__What you need to do__
Copy the full set of lines exactly as given.

__Collected data entries__
>> START

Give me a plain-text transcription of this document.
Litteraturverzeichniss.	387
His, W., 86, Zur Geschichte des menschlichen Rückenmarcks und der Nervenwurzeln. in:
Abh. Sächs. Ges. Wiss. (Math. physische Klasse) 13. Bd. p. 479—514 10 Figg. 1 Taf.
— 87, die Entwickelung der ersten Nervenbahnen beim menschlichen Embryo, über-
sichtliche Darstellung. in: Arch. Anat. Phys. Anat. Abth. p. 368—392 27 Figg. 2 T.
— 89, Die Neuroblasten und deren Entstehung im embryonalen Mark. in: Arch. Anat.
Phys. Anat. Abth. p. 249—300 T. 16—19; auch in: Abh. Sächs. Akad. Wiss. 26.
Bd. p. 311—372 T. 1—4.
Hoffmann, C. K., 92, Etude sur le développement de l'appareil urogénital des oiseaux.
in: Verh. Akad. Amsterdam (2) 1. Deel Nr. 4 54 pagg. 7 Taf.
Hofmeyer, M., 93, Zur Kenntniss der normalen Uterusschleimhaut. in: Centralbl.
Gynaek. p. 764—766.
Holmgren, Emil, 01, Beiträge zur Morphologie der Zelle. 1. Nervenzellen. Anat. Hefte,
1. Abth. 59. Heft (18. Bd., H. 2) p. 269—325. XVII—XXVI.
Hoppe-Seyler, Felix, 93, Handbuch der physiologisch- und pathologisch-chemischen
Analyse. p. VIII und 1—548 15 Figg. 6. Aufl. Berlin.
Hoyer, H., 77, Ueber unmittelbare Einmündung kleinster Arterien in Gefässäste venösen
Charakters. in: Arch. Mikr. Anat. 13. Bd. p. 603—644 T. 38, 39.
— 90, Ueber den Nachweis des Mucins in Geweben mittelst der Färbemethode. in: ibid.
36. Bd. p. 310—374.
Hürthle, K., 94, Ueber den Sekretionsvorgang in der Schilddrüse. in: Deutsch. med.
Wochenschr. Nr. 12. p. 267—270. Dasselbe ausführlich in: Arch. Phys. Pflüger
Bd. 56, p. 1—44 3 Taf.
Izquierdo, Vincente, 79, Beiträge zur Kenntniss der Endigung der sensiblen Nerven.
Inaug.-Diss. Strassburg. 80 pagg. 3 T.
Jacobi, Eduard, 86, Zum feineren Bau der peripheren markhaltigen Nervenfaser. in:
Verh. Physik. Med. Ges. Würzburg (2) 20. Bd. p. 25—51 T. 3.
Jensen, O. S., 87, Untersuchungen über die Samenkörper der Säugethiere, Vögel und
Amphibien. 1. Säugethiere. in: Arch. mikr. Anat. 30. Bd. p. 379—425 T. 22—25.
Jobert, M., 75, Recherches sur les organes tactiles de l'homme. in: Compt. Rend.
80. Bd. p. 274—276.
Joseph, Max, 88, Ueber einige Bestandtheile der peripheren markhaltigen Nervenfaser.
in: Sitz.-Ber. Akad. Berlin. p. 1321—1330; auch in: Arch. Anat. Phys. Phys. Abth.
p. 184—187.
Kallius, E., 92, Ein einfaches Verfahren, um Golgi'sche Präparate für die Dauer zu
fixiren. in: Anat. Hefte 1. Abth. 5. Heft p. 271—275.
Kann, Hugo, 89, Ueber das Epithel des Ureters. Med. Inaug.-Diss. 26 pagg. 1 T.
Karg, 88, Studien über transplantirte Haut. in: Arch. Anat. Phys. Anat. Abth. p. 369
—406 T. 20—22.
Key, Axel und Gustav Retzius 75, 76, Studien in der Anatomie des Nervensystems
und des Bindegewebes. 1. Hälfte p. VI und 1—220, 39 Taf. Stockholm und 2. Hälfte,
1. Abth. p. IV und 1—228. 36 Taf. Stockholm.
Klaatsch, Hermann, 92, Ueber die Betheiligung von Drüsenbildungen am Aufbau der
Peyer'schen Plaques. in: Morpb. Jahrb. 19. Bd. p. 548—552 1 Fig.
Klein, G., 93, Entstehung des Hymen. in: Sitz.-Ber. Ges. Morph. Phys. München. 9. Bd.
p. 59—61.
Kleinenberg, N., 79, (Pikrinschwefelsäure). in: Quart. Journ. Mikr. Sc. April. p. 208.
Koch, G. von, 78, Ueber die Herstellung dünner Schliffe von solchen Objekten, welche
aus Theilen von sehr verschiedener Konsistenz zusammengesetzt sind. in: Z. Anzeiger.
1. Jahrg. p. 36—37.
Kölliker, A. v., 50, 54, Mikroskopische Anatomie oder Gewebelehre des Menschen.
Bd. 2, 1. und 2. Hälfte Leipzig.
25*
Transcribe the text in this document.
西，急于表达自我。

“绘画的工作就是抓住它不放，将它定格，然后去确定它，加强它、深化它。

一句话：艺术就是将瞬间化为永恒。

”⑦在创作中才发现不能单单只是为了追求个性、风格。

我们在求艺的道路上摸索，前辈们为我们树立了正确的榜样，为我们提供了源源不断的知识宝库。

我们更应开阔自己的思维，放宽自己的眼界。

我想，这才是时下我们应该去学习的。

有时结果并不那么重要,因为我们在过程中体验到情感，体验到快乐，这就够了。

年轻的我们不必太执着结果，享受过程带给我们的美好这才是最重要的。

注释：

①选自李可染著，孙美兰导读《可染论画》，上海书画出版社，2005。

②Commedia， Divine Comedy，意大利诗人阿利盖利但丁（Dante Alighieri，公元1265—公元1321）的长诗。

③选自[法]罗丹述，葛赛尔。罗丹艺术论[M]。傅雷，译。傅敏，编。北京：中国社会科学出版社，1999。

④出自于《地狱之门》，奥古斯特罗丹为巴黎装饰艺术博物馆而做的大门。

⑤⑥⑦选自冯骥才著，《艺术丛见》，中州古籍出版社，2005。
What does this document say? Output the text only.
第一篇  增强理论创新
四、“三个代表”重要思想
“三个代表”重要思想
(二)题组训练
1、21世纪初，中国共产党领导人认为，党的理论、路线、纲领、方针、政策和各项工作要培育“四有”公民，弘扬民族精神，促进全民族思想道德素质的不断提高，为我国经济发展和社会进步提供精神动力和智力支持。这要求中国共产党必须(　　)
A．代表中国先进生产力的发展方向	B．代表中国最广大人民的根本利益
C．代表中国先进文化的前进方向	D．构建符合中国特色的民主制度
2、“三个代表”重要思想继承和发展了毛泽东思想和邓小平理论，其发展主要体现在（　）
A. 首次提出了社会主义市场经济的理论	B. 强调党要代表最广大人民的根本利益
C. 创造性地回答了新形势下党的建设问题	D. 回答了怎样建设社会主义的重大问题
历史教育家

>> END

__Response to the exercise__
Give me a plain-text transcription of this document.
Litteraturverzeichniss.	387
His, W., 86, Zur Geschichte des menschlichen Rückenmarcks und der Nervenwurzeln. in:
Abh. Sächs. Ges. Wiss. (Math. physische Klasse) 13. Bd. p. 479—514 10 Figg. 1 Taf.
— 87, die Entwickelung der ersten Nervenbahnen beim menschlichen Embryo, über-
sichtliche Darstellung. in: Arch. Anat. Phys. Anat. Abth. p. 368—392 27 Figg. 2 T.
— 89, Die Neuroblasten und deren Entstehung im embryonalen Mark. in: Arch. Anat.
Phys. Anat. Abth. p. 249—300 T. 16—19; auch in: Abh. Sächs. Akad. Wiss. 26.
Bd. p. 311—372 T. 1—4.
Hoffmann, C. K., 92, Etude sur le développement de l'appareil urogénital des oiseaux.
in: Verh. Akad. Amsterdam (2) 1. Deel Nr. 4 54 pagg. 7 Taf.
Hofmeyer, M., 93, Zur Kenntniss der normalen Uterusschleimhaut. in: Centralbl.
Gynaek. p. 764—766.
Holmgren, Emil, 01, Beiträge zur Morphologie der Zelle. 1. Nervenzellen. Anat. Hefte,
1. Abth. 59. Heft (18. Bd., H. 2) p. 269—325. XVII—XXVI.
Hoppe-Seyler, Felix, 93, Handbuch der physiologisch- und pathologisch-chemischen
Analyse. p. VIII und 1—548 15 Figg. 6. Aufl. Berlin.
Hoyer, H., 77, Ueber unmittelbare Einmündung kleinster Arterien in Gefässäste venösen
Charakters. in: Arch. Mikr. Anat. 13. Bd. p. 603—644 T. 38, 39.
— 90, Ueber den Nachweis des Mucins in Geweben mittelst der Färbemethode. in: ibid.
36. Bd. p. 310—374.
Hürthle, K., 94, Ueber den Sekretionsvorgang in der Schilddrüse. in: Deutsch. med.
Wochenschr. Nr. 12. p. 267—270. Dasselbe ausführlich in: Arch. Phys. Pflüger
Bd. 56, p. 1—44 3 Taf.
Izquierdo, Vincente, 79, Beiträge zur Kenntniss der Endigung der sensiblen Nerven.
Inaug.-Diss. Strassburg. 80 pagg. 3 T.
Jacobi, Eduard, 86, Zum feineren Bau der peripheren markhaltigen Nervenfaser. in:
Verh. Physik. Med. Ges. Würzburg (2) 20. Bd. p. 25—51 T. 3.
Jensen, O. S., 87, Untersuchungen über die Samenkörper der Säugethiere, Vögel und
Amphibien. 1. Säugethiere. in: Arch. mikr. Anat. 30. Bd. p. 379—425 T. 22—25.
Jobert, M., 75, Recherches sur les organes tactiles de l'homme. in: Compt. Rend.
80. Bd. p. 274—276.
Joseph, Max, 88, Ueber einige Bestandtheile der peripheren markhaltigen Nervenfaser.
in: Sitz.-Ber. Akad. Berlin. p. 1321—1330; auch in: Arch. Anat. Phys. Phys. Abth.
p. 184—187.
Kallius, E., 92, Ein einfaches Verfahren, um Golgi'sche Präparate für die Dauer zu
fixiren. in: Anat. Hefte 1. Abth. 5. Heft p. 271—275.
Kann, Hugo, 89, Ueber das Epithel des Ureters. Med. Inaug.-Diss. 26 pagg. 1 T.
Karg, 88, Studien über transplantirte Haut. in: Arch. Anat. Phys. Anat. Abth. p. 369
—406 T. 20—22.
Key, Axel und Gustav Retzius 75, 76, Studien in der Anatomie des Nervensystems
und des Bindegewebes. 1. Hälfte p. VI und 1—220, 39 Taf. Stockholm und 2. Hälfte,
1. Abth. p. IV und 1—228. 36 Taf. Stockholm.
Klaatsch, Hermann, 92, Ueber die Betheiligung von Drüsenbildungen am Aufbau der
Peyer'schen Plaques. in: Morpb. Jahrb. 19. Bd. p. 548—552 1 Fig.
Klein, G., 93, Entstehung des Hymen. in: Sitz.-Ber. Ges. Morph. Phys. München. 9. Bd.
p. 59—61.
Kleinenberg, N., 79, (Pikrinschwefelsäure). in: Quart. Journ. Mikr. Sc. April. p. 208.
Koch, G. von, 78, Ueber die Herstellung dünner Schliffe von solchen Objekten, welche
aus Theilen von sehr verschiedener Konsistenz zusammengesetzt sind. in: Z. Anzeiger.
1. Jahrg. p. 36—37.
Kölliker, A. v., 50, 54, Mikroskopische Anatomie oder Gewebelehre des Menschen.
Bd. 2, 1. und 2. Hälfte Leipzig.
25*
Transcribe the text in this document.
西，急于表达自我。

“绘画的工作就是抓住它不放，将它定格，然后去确定它，加强它、深化它。

一句话：艺术就是将瞬间化为永恒。

”⑦在创作中才发现不能单单只是为了追求个性、风格。

我们在求艺的道路上摸索，前辈们为我们树立了正确的榜样，为我们提供了源源不断的知识宝库。

我们更应开阔自己的思维，放宽自己的眼界。

我想，这才是时下我们应该去学习的。

有时结果并不那么重要,因为我们在过程中体验到情感，体验到快乐，这就够了。

年轻的我们不必太执着结果，享受过程带给我们的美好这才是最重要的。

注释：

①选自李可染著，孙美兰导读《可染论画》，上海书画出版社，2005。

②Commedia， Divine Comedy，意大利诗人阿利盖利但丁（Dante Alighieri，公元1265—公元1321）的长诗。

③选自[法]罗丹述，葛赛尔。罗丹艺术论[M]。傅雷，译。傅敏，编。北京：中国社会科学出版社，1999。

④出自于《地狱之门》，奥古斯特罗丹为巴黎装饰艺术博物馆而做的大门。

⑤⑥⑦选自冯骥才著，《艺术丛见》，中州古籍出版社，2005。
What does this document say? Output the text only.
第一篇  增强理论创新
四、“三个代表”重要思想
“三个代表”重要思想
(二)题组训练
1、21世纪初，中国共产党领导人认为，党的理论、路线、纲领、方针、政策和各项工作要培育“四有”公民，弘扬民族精神，促进全民族思想道德素质的不断提高，为我国经济发展和社会进步提供精神动力和智力支持。这要求中国共产党必须(　　)
A．代表中国先进生产力的发展方向	B．代表中国最广大人民的根本利益
C．代表中国先进文化的前进方向	D．构建符合中国特色的民主制度
2、“三个代表”重要思想继承和发展了毛泽东思想和邓小平理论，其发展主要体现在（　）
A. 首次提出了社会主义市场经济的理论	B. 强调党要代表最广大人民的根本利益
C. 创造性地回答了新形势下党的建设问题	D. 回答了怎样建设社会主义的重大问题
历史教育家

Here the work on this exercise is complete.